Exercise inputs:
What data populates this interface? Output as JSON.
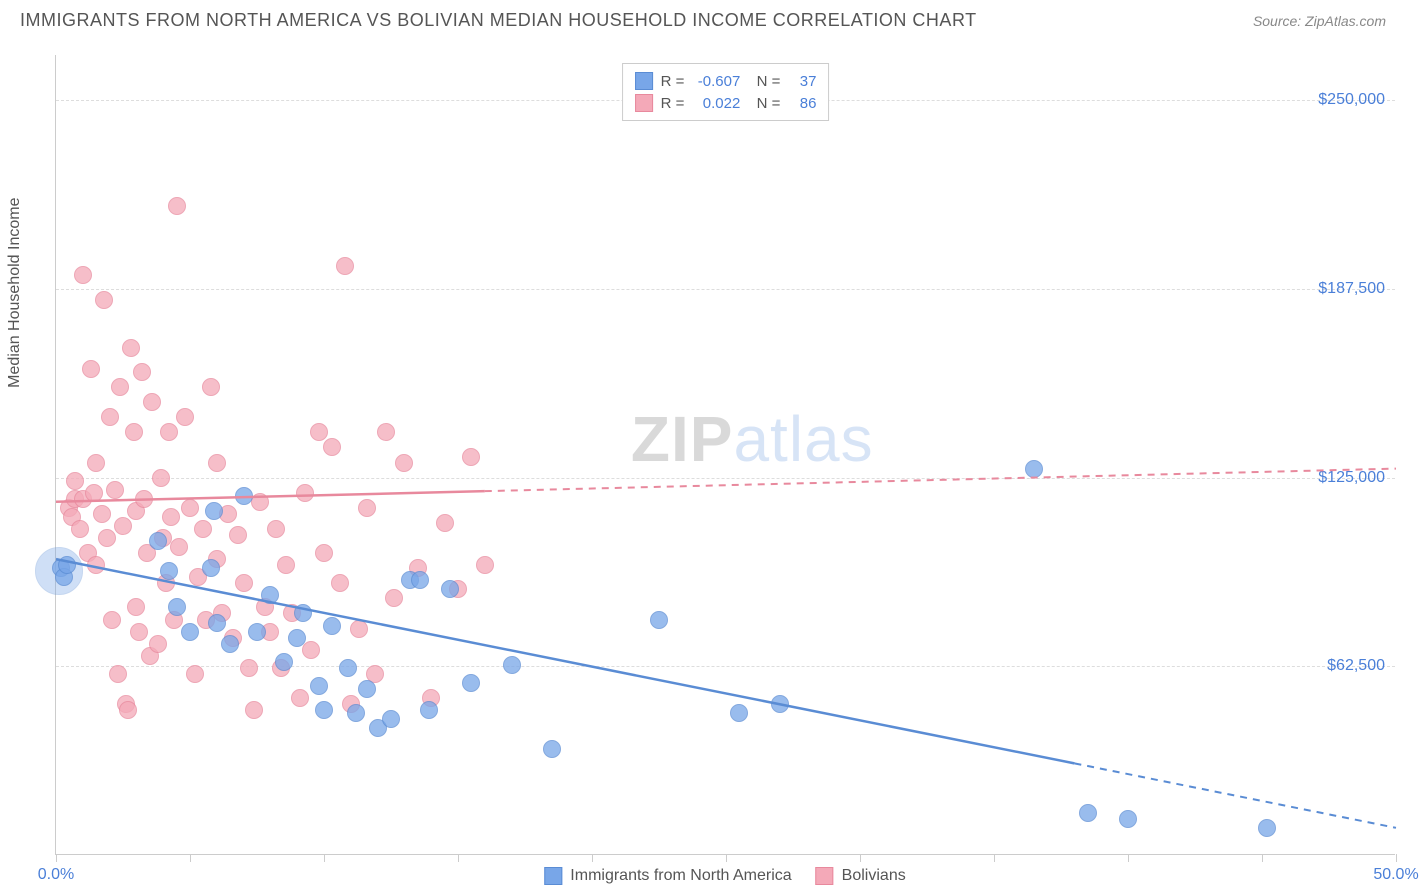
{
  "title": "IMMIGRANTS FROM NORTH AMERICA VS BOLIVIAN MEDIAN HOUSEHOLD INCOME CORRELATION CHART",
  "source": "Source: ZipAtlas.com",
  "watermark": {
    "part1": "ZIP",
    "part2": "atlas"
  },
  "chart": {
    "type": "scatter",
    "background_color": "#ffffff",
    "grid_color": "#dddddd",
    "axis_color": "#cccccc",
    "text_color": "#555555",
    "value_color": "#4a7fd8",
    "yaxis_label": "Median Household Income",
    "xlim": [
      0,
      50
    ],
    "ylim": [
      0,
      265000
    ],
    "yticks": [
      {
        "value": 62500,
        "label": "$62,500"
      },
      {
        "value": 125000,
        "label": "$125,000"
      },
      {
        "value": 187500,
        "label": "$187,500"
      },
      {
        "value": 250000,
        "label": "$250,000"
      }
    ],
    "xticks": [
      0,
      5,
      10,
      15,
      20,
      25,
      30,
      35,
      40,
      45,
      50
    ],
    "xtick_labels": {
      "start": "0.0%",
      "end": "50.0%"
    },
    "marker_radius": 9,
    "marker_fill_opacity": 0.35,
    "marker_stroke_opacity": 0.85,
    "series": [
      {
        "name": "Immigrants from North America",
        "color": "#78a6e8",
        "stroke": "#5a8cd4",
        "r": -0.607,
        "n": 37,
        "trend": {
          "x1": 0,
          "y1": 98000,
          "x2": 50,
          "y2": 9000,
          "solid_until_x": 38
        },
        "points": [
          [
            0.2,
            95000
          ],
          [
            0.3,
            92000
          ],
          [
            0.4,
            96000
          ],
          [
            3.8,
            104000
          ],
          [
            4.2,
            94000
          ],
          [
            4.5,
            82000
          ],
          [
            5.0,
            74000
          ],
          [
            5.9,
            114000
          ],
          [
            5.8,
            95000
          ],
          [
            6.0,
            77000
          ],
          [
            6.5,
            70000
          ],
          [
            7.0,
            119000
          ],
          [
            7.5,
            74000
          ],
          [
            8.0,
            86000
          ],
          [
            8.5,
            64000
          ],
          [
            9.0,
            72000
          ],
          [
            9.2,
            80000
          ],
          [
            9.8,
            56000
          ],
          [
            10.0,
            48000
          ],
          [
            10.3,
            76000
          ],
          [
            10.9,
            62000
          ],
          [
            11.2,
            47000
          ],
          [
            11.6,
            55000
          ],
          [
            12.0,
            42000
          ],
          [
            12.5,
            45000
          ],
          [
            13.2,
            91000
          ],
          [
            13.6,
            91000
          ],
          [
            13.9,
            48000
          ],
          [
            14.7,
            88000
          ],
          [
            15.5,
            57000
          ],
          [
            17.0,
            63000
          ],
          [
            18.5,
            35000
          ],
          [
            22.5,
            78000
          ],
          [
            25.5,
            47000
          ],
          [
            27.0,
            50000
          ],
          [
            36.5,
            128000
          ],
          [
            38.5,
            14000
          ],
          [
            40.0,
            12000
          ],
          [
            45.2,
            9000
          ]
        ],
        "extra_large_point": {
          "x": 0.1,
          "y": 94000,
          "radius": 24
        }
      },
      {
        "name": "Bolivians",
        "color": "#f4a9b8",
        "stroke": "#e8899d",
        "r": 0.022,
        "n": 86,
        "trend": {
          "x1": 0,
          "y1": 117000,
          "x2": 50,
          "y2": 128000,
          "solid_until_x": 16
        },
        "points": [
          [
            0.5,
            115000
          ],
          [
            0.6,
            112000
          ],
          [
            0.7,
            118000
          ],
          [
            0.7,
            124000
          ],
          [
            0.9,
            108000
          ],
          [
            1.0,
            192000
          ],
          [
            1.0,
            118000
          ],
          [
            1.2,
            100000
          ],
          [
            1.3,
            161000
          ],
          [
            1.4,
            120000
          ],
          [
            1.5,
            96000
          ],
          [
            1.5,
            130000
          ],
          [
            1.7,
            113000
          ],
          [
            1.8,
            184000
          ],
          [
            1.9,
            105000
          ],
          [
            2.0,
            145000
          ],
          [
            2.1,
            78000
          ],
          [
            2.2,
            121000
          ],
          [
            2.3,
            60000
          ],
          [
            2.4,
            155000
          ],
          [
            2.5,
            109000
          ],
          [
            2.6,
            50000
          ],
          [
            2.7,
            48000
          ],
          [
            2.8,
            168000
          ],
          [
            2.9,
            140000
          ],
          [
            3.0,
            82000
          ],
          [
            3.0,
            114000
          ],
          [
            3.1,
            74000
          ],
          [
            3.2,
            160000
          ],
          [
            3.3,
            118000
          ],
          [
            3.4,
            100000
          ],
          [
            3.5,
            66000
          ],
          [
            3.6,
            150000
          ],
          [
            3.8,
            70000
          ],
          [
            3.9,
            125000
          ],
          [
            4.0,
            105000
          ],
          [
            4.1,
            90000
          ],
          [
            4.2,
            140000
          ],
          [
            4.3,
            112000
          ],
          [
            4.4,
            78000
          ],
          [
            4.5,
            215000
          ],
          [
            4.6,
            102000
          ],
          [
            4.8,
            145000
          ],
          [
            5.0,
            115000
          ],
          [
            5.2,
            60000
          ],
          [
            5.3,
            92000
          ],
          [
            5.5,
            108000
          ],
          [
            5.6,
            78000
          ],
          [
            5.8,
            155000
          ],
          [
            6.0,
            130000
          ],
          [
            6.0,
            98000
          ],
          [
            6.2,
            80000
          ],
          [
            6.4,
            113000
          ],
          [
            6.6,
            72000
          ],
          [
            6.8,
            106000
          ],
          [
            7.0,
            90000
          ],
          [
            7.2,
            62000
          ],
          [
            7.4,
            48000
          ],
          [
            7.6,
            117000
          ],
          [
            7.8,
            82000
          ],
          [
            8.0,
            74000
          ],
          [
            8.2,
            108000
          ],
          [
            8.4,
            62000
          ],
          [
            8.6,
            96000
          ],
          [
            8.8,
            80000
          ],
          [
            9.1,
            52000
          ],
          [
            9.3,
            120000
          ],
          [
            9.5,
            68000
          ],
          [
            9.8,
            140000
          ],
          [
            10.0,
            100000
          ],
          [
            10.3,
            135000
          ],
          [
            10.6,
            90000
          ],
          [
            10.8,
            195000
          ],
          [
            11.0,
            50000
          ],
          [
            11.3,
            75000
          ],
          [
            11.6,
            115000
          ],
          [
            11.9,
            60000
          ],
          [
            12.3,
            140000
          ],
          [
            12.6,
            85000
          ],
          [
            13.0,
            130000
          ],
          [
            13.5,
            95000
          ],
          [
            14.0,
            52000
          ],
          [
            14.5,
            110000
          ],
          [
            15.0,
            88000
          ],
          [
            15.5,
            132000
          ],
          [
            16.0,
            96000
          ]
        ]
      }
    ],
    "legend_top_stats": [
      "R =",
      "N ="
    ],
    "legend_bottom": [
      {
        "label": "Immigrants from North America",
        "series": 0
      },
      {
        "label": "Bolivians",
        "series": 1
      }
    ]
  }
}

Task to carry out: Retype all entries exactly as they appear, dropping the images.

Finished exercise:
What data populates this interface? Output as JSON.
{
  "title": "IMMIGRANTS FROM NORTH AMERICA VS BOLIVIAN MEDIAN HOUSEHOLD INCOME CORRELATION CHART",
  "source": "Source: ZipAtlas.com",
  "watermark": {
    "part1": "ZIP",
    "part2": "atlas"
  },
  "chart": {
    "type": "scatter",
    "background_color": "#ffffff",
    "grid_color": "#dddddd",
    "axis_color": "#cccccc",
    "text_color": "#555555",
    "value_color": "#4a7fd8",
    "yaxis_label": "Median Household Income",
    "xlim": [
      0,
      50
    ],
    "ylim": [
      0,
      265000
    ],
    "yticks": [
      {
        "value": 62500,
        "label": "$62,500"
      },
      {
        "value": 125000,
        "label": "$125,000"
      },
      {
        "value": 187500,
        "label": "$187,500"
      },
      {
        "value": 250000,
        "label": "$250,000"
      }
    ],
    "xticks": [
      0,
      5,
      10,
      15,
      20,
      25,
      30,
      35,
      40,
      45,
      50
    ],
    "xtick_labels": {
      "start": "0.0%",
      "end": "50.0%"
    },
    "marker_radius": 9,
    "marker_fill_opacity": 0.35,
    "marker_stroke_opacity": 0.85,
    "series": [
      {
        "name": "Immigrants from North America",
        "color": "#78a6e8",
        "stroke": "#5a8cd4",
        "r": -0.607,
        "n": 37,
        "trend": {
          "x1": 0,
          "y1": 98000,
          "x2": 50,
          "y2": 9000,
          "solid_until_x": 38
        },
        "points": [
          [
            0.2,
            95000
          ],
          [
            0.3,
            92000
          ],
          [
            0.4,
            96000
          ],
          [
            3.8,
            104000
          ],
          [
            4.2,
            94000
          ],
          [
            4.5,
            82000
          ],
          [
            5.0,
            74000
          ],
          [
            5.9,
            114000
          ],
          [
            5.8,
            95000
          ],
          [
            6.0,
            77000
          ],
          [
            6.5,
            70000
          ],
          [
            7.0,
            119000
          ],
          [
            7.5,
            74000
          ],
          [
            8.0,
            86000
          ],
          [
            8.5,
            64000
          ],
          [
            9.0,
            72000
          ],
          [
            9.2,
            80000
          ],
          [
            9.8,
            56000
          ],
          [
            10.0,
            48000
          ],
          [
            10.3,
            76000
          ],
          [
            10.9,
            62000
          ],
          [
            11.2,
            47000
          ],
          [
            11.6,
            55000
          ],
          [
            12.0,
            42000
          ],
          [
            12.5,
            45000
          ],
          [
            13.2,
            91000
          ],
          [
            13.6,
            91000
          ],
          [
            13.9,
            48000
          ],
          [
            14.7,
            88000
          ],
          [
            15.5,
            57000
          ],
          [
            17.0,
            63000
          ],
          [
            18.5,
            35000
          ],
          [
            22.5,
            78000
          ],
          [
            25.5,
            47000
          ],
          [
            27.0,
            50000
          ],
          [
            36.5,
            128000
          ],
          [
            38.5,
            14000
          ],
          [
            40.0,
            12000
          ],
          [
            45.2,
            9000
          ]
        ],
        "extra_large_point": {
          "x": 0.1,
          "y": 94000,
          "radius": 24
        }
      },
      {
        "name": "Bolivians",
        "color": "#f4a9b8",
        "stroke": "#e8899d",
        "r": 0.022,
        "n": 86,
        "trend": {
          "x1": 0,
          "y1": 117000,
          "x2": 50,
          "y2": 128000,
          "solid_until_x": 16
        },
        "points": [
          [
            0.5,
            115000
          ],
          [
            0.6,
            112000
          ],
          [
            0.7,
            118000
          ],
          [
            0.7,
            124000
          ],
          [
            0.9,
            108000
          ],
          [
            1.0,
            192000
          ],
          [
            1.0,
            118000
          ],
          [
            1.2,
            100000
          ],
          [
            1.3,
            161000
          ],
          [
            1.4,
            120000
          ],
          [
            1.5,
            96000
          ],
          [
            1.5,
            130000
          ],
          [
            1.7,
            113000
          ],
          [
            1.8,
            184000
          ],
          [
            1.9,
            105000
          ],
          [
            2.0,
            145000
          ],
          [
            2.1,
            78000
          ],
          [
            2.2,
            121000
          ],
          [
            2.3,
            60000
          ],
          [
            2.4,
            155000
          ],
          [
            2.5,
            109000
          ],
          [
            2.6,
            50000
          ],
          [
            2.7,
            48000
          ],
          [
            2.8,
            168000
          ],
          [
            2.9,
            140000
          ],
          [
            3.0,
            82000
          ],
          [
            3.0,
            114000
          ],
          [
            3.1,
            74000
          ],
          [
            3.2,
            160000
          ],
          [
            3.3,
            118000
          ],
          [
            3.4,
            100000
          ],
          [
            3.5,
            66000
          ],
          [
            3.6,
            150000
          ],
          [
            3.8,
            70000
          ],
          [
            3.9,
            125000
          ],
          [
            4.0,
            105000
          ],
          [
            4.1,
            90000
          ],
          [
            4.2,
            140000
          ],
          [
            4.3,
            112000
          ],
          [
            4.4,
            78000
          ],
          [
            4.5,
            215000
          ],
          [
            4.6,
            102000
          ],
          [
            4.8,
            145000
          ],
          [
            5.0,
            115000
          ],
          [
            5.2,
            60000
          ],
          [
            5.3,
            92000
          ],
          [
            5.5,
            108000
          ],
          [
            5.6,
            78000
          ],
          [
            5.8,
            155000
          ],
          [
            6.0,
            130000
          ],
          [
            6.0,
            98000
          ],
          [
            6.2,
            80000
          ],
          [
            6.4,
            113000
          ],
          [
            6.6,
            72000
          ],
          [
            6.8,
            106000
          ],
          [
            7.0,
            90000
          ],
          [
            7.2,
            62000
          ],
          [
            7.4,
            48000
          ],
          [
            7.6,
            117000
          ],
          [
            7.8,
            82000
          ],
          [
            8.0,
            74000
          ],
          [
            8.2,
            108000
          ],
          [
            8.4,
            62000
          ],
          [
            8.6,
            96000
          ],
          [
            8.8,
            80000
          ],
          [
            9.1,
            52000
          ],
          [
            9.3,
            120000
          ],
          [
            9.5,
            68000
          ],
          [
            9.8,
            140000
          ],
          [
            10.0,
            100000
          ],
          [
            10.3,
            135000
          ],
          [
            10.6,
            90000
          ],
          [
            10.8,
            195000
          ],
          [
            11.0,
            50000
          ],
          [
            11.3,
            75000
          ],
          [
            11.6,
            115000
          ],
          [
            11.9,
            60000
          ],
          [
            12.3,
            140000
          ],
          [
            12.6,
            85000
          ],
          [
            13.0,
            130000
          ],
          [
            13.5,
            95000
          ],
          [
            14.0,
            52000
          ],
          [
            14.5,
            110000
          ],
          [
            15.0,
            88000
          ],
          [
            15.5,
            132000
          ],
          [
            16.0,
            96000
          ]
        ]
      }
    ],
    "legend_top_stats": [
      "R =",
      "N ="
    ],
    "legend_bottom": [
      {
        "label": "Immigrants from North America",
        "series": 0
      },
      {
        "label": "Bolivians",
        "series": 1
      }
    ]
  }
}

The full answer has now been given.